WHAT YOU HAVE TO DO: Return each line of the data below verbatim; pictures are to be left out.

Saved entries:
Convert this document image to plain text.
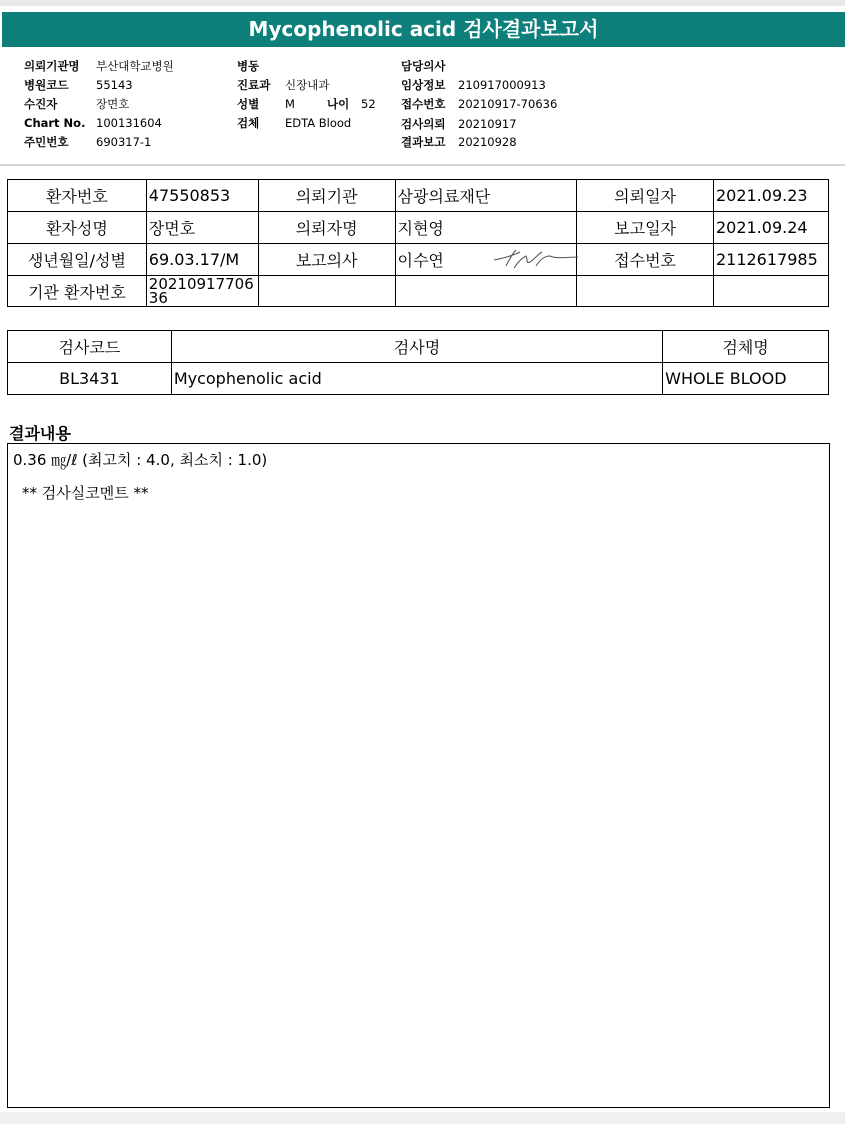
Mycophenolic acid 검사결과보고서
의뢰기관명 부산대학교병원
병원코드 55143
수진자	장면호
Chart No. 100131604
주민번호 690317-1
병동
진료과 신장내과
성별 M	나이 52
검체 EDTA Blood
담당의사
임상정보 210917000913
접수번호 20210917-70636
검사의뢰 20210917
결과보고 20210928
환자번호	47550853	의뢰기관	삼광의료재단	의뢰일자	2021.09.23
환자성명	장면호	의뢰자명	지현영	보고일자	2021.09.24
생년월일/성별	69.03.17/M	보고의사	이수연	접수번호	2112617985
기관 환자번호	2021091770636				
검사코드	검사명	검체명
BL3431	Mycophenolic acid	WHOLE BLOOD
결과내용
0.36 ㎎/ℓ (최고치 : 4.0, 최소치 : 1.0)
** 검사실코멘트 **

ANSWER TO THIS EXERCISE:
Convert this document image to plain text.
Mycophenolic acid 검사결과보고서
의뢰기관명 부산대학교병원
병원코드 55143
수진자	장면호
Chart No. 100131604
주민번호 690317-1
병동
진료과 신장내과
성별 M	나이 52
검체 EDTA Blood
담당의사
임상정보 210917000913
접수번호 20210917-70636
검사의뢰 20210917
결과보고 20210928
환자번호	47550853	의뢰기관	삼광의료재단	의뢰일자	2021.09.23
환자성명	장면호	의뢰자명	지현영	보고일자	2021.09.24
생년월일/성별	69.03.17/M	보고의사	이수연	접수번호	2112617985
기관 환자번호	2021091770636				
검사코드	검사명	검체명
BL3431	Mycophenolic acid	WHOLE BLOOD
결과내용
0.36 ㎎/ℓ (최고치 : 4.0, 최소치 : 1.0)
** 검사실코멘트 **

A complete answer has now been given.